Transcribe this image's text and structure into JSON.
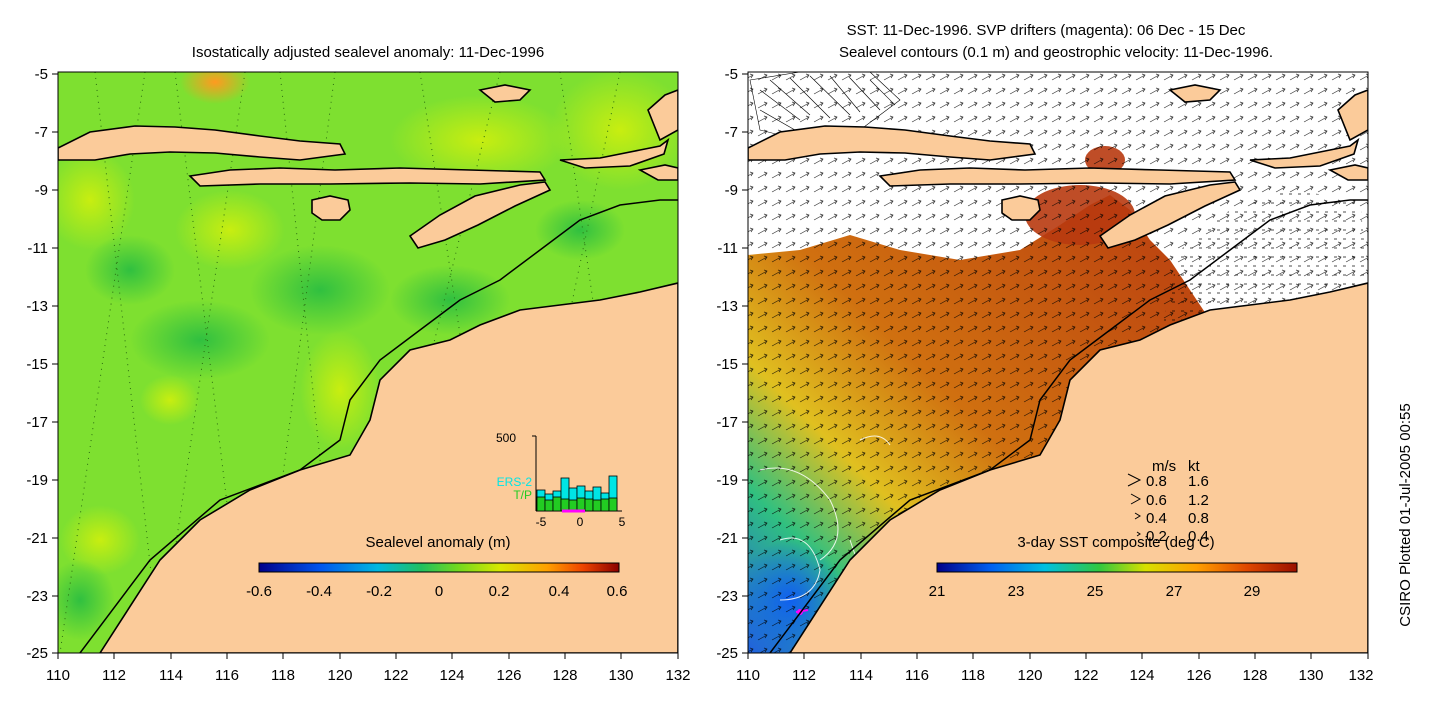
{
  "left_panel": {
    "title": "Isostatically adjusted sealevel anomaly: 11-Dec-1996",
    "colorbar_label": "Sealevel anomaly (m)",
    "colorbar_ticks": [
      "-0.6",
      "-0.4",
      "-0.2",
      "0",
      "0.2",
      "0.4",
      "0.6"
    ],
    "histogram": {
      "ymax_label": "500",
      "series_labels": [
        "ERS-2",
        "T/P"
      ],
      "x_ticks": [
        "-5",
        "0",
        "5"
      ],
      "colors": {
        "ers2": "#00e5e5",
        "tp": "#22cc22",
        "marker": "#ff00ff"
      }
    }
  },
  "right_panel": {
    "title_line1": "SST: 11-Dec-1996. SVP drifters (magenta): 06 Dec - 15 Dec",
    "title_line2": "Sealevel contours (0.1 m) and geostrophic velocity: 11-Dec-1996.",
    "colorbar_label": "3-day SST composite (deg C)",
    "colorbar_ticks": [
      "21",
      "23",
      "25",
      "27",
      "29"
    ],
    "speed_legend": {
      "header": [
        "m/s",
        "kt"
      ],
      "rows": [
        [
          "0.8",
          "1.6"
        ],
        [
          "0.6",
          "1.2"
        ],
        [
          "0.4",
          "0.8"
        ],
        [
          "0.2",
          "0.4"
        ]
      ]
    }
  },
  "axes": {
    "y_ticks": [
      "-5",
      "-7",
      "-9",
      "-11",
      "-13",
      "-15",
      "-17",
      "-19",
      "-21",
      "-23",
      "-25"
    ],
    "x_ticks": [
      "110",
      "112",
      "114",
      "116",
      "118",
      "120",
      "122",
      "124",
      "126",
      "128",
      "130",
      "132"
    ]
  },
  "credit": "CSIRO Plotted 01-Jul-2005 00:55",
  "colors": {
    "land": "#fbcb9a",
    "sea_green": "#7ee030",
    "no_data": "#ffffff",
    "sst_warm": "#c04018"
  }
}
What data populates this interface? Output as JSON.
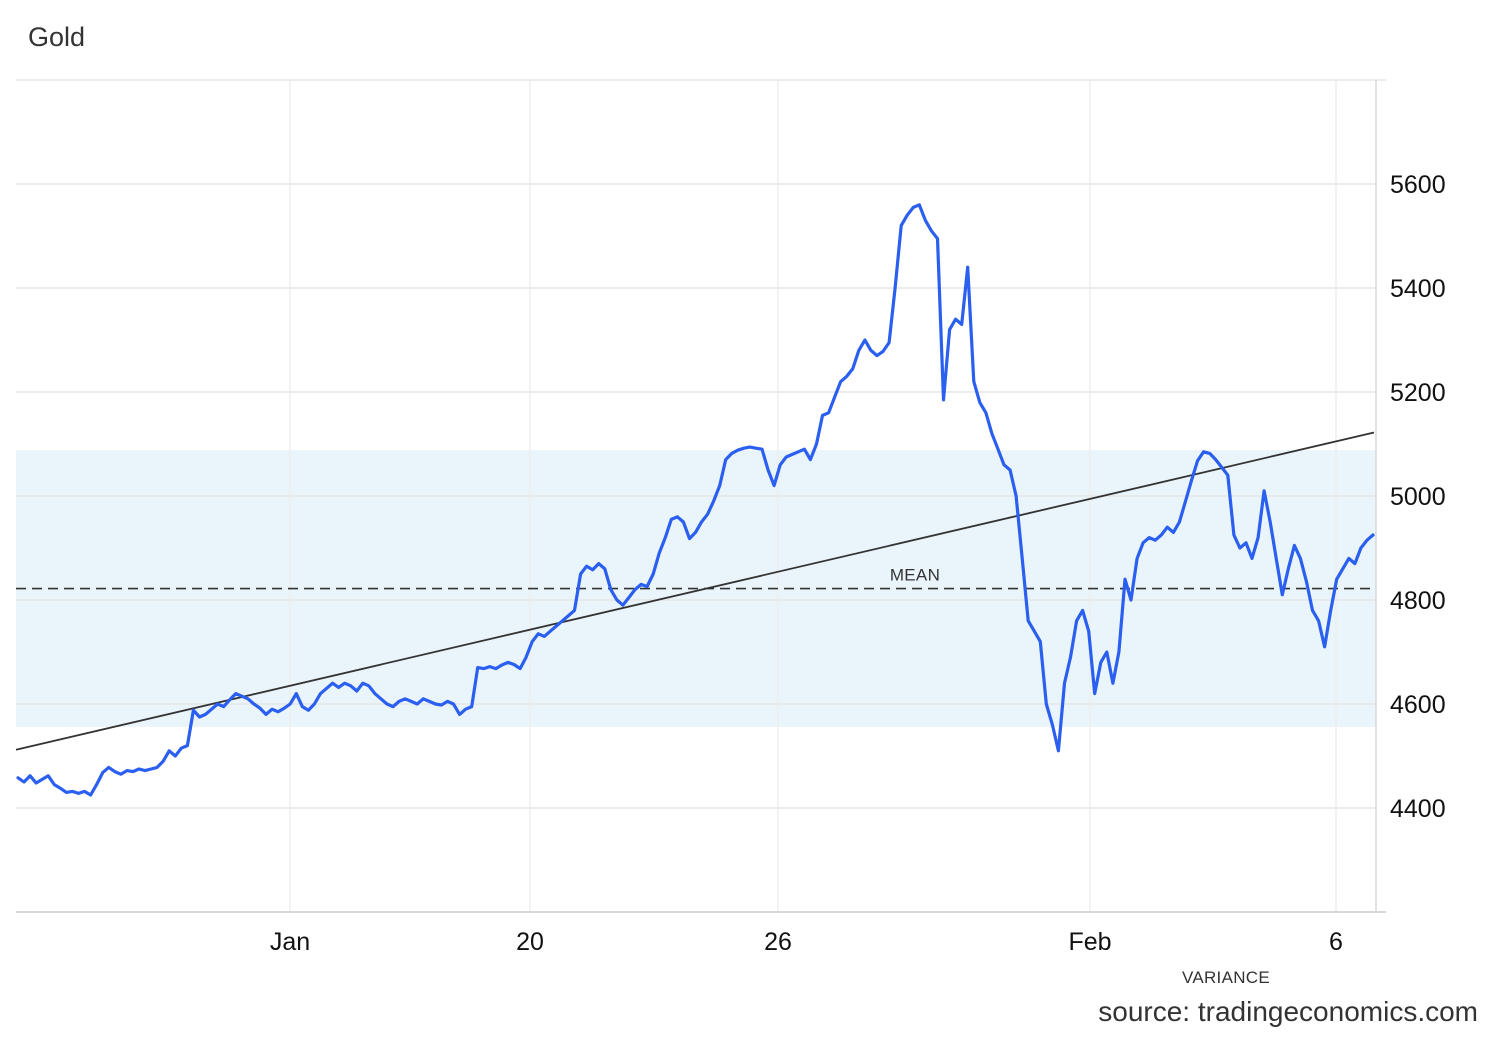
{
  "title": "Gold",
  "source": "source: tradingeconomics.com",
  "chart_data": {
    "type": "line",
    "title": "Gold",
    "xlabel": "",
    "ylabel": "",
    "ylim": [
      4200,
      5800
    ],
    "x_tick_labels": [
      "Jan",
      "20",
      "26",
      "Feb",
      "6"
    ],
    "y_ticks": [
      4400,
      4600,
      4800,
      5000,
      5200,
      5400,
      5600
    ],
    "mean": 4822,
    "mean_label": "MEAN",
    "variance_band": [
      4556,
      5088
    ],
    "variance_label": "VARIANCE",
    "trend_line": {
      "start": 4512,
      "end": 5122
    },
    "grid": true,
    "colors": {
      "series": "#2a5ff0",
      "band": "#eaf4fb",
      "trend": "#333333",
      "grid": "#e6e6e6"
    },
    "series": [
      {
        "values": [
          4458,
          4450,
          4462,
          4448,
          4455,
          4462,
          4445,
          4438,
          4430,
          4432,
          4428,
          4432,
          4425,
          4445,
          4468,
          4478,
          4470,
          4465,
          4472,
          4470,
          4475,
          4472,
          4475,
          4478,
          4490,
          4510,
          4500,
          4515,
          4520,
          4588,
          4575,
          4580,
          4590,
          4600,
          4595,
          4608,
          4620,
          4615,
          4610,
          4600,
          4592,
          4580,
          4590,
          4585,
          4592,
          4600,
          4620,
          4595,
          4588,
          4600,
          4620,
          4630,
          4640,
          4632,
          4640,
          4635,
          4625,
          4640,
          4635,
          4620,
          4610,
          4600,
          4595,
          4605,
          4610,
          4605,
          4600,
          4610,
          4605,
          4600,
          4598,
          4605,
          4600,
          4580,
          4590,
          4595,
          4670,
          4668,
          4672,
          4668,
          4675,
          4680,
          4676,
          4668,
          4690,
          4720,
          4735,
          4730,
          4740,
          4750,
          4760,
          4770,
          4780,
          4850,
          4865,
          4858,
          4870,
          4860,
          4820,
          4800,
          4790,
          4805,
          4820,
          4830,
          4826,
          4850,
          4890,
          4920,
          4955,
          4960,
          4950,
          4918,
          4930,
          4950,
          4965,
          4990,
          5020,
          5070,
          5082,
          5088,
          5092,
          5094,
          5092,
          5090,
          5050,
          5020,
          5060,
          5075,
          5080,
          5085,
          5090,
          5070,
          5100,
          5155,
          5160,
          5190,
          5220,
          5230,
          5245,
          5280,
          5300,
          5280,
          5270,
          5278,
          5295,
          5400,
          5520,
          5540,
          5555,
          5560,
          5530,
          5510,
          5495,
          5185,
          5320,
          5340,
          5330,
          5440,
          5220,
          5180,
          5160,
          5120,
          5090,
          5060,
          5050,
          5000,
          4880,
          4760,
          4740,
          4720,
          4600,
          4560,
          4510,
          4640,
          4690,
          4760,
          4780,
          4740,
          4620,
          4680,
          4700,
          4640,
          4700,
          4840,
          4800,
          4880,
          4910,
          4920,
          4915,
          4925,
          4940,
          4930,
          4950,
          4990,
          5030,
          5068,
          5085,
          5082,
          5070,
          5055,
          5040,
          4925,
          4900,
          4910,
          4880,
          4920,
          5010,
          4950,
          4880,
          4810,
          4860,
          4905,
          4880,
          4835,
          4780,
          4760,
          4710,
          4780,
          4840,
          4860,
          4880,
          4870,
          4900,
          4915,
          4925
        ]
      }
    ]
  }
}
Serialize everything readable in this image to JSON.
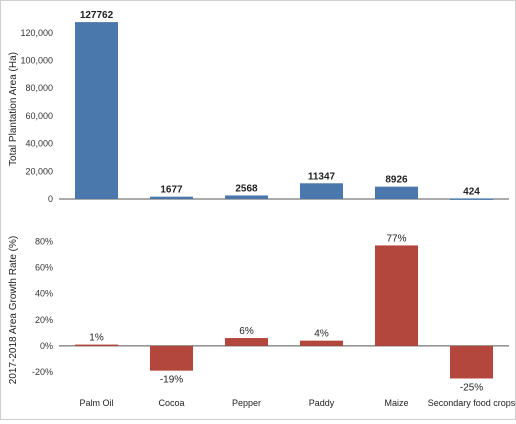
{
  "chart_data": [
    {
      "type": "bar",
      "categories": [
        "Palm Oil",
        "Cocoa",
        "Pepper",
        "Paddy",
        "Maize",
        "Secondary food crops"
      ],
      "values": [
        127762,
        1677,
        2568,
        11347,
        8926,
        424
      ],
      "data_labels": [
        "127762",
        "1677",
        "2568",
        "11347",
        "8926",
        "424"
      ],
      "ylabel": "Total Plantation Area (Ha)",
      "ylim": [
        0,
        130000
      ],
      "yticks": [
        0,
        20000,
        40000,
        60000,
        80000,
        100000,
        120000
      ],
      "ytick_labels": [
        "0",
        "20,000",
        "40,000",
        "60,000",
        "80,000",
        "100,000",
        "120,000"
      ],
      "color": "#4a78ad",
      "grid": false
    },
    {
      "type": "bar",
      "categories": [
        "Palm Oil",
        "Cocoa",
        "Pepper",
        "Paddy",
        "Maize",
        "Secondary food crops"
      ],
      "values": [
        1,
        -19,
        6,
        4,
        77,
        -25
      ],
      "data_labels": [
        "1%",
        "-19%",
        "6%",
        "4%",
        "77%",
        "-25%"
      ],
      "ylabel": "2017-2018 Area Growth Rate (%)",
      "ylim": [
        -30,
        85
      ],
      "yticks": [
        -20,
        0,
        20,
        40,
        60,
        80
      ],
      "ytick_labels": [
        "-20%",
        "0%",
        "20%",
        "40%",
        "60%",
        "80%"
      ],
      "color": "#b3473d",
      "grid": false
    }
  ]
}
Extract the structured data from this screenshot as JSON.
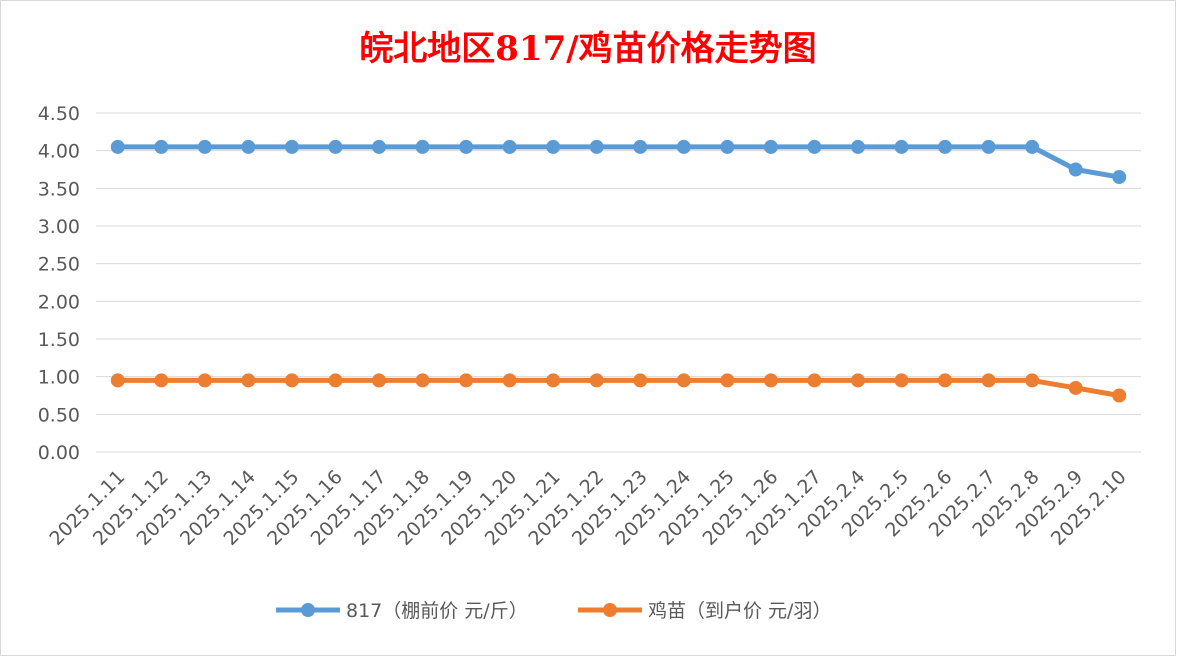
{
  "chart_data": {
    "type": "line",
    "title": "皖北地区817/鸡苗价格走势图",
    "xlabel": "",
    "ylabel": "",
    "ylim": [
      0,
      4.5
    ],
    "y_ticks": [
      "0.00",
      "0.50",
      "1.00",
      "1.50",
      "2.00",
      "2.50",
      "3.00",
      "3.50",
      "4.00",
      "4.50"
    ],
    "grid": true,
    "legend_position": "bottom",
    "categories": [
      "2025.1.11",
      "2025.1.12",
      "2025.1.13",
      "2025.1.14",
      "2025.1.15",
      "2025.1.16",
      "2025.1.17",
      "2025.1.18",
      "2025.1.19",
      "2025.1.20",
      "2025.1.21",
      "2025.1.22",
      "2025.1.23",
      "2025.1.24",
      "2025.1.25",
      "2025.1.26",
      "2025.1.27",
      "2025.2.4",
      "2025.2.5",
      "2025.2.6",
      "2025.2.7",
      "2025.2.8",
      "2025.2.9",
      "2025.2.10"
    ],
    "series": [
      {
        "name": "817（棚前价 元/斤）",
        "color": "#5b9bd5",
        "values": [
          4.05,
          4.05,
          4.05,
          4.05,
          4.05,
          4.05,
          4.05,
          4.05,
          4.05,
          4.05,
          4.05,
          4.05,
          4.05,
          4.05,
          4.05,
          4.05,
          4.05,
          4.05,
          4.05,
          4.05,
          4.05,
          4.05,
          3.75,
          3.65
        ]
      },
      {
        "name": "鸡苗（到户价 元/羽）",
        "color": "#ed7d31",
        "values": [
          0.95,
          0.95,
          0.95,
          0.95,
          0.95,
          0.95,
          0.95,
          0.95,
          0.95,
          0.95,
          0.95,
          0.95,
          0.95,
          0.95,
          0.95,
          0.95,
          0.95,
          0.95,
          0.95,
          0.95,
          0.95,
          0.95,
          0.85,
          0.75
        ]
      }
    ]
  }
}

===

[Your objective]:
Scan the material above and determine how many lines include the word "ylabel"; report only the number.

[Result]:
4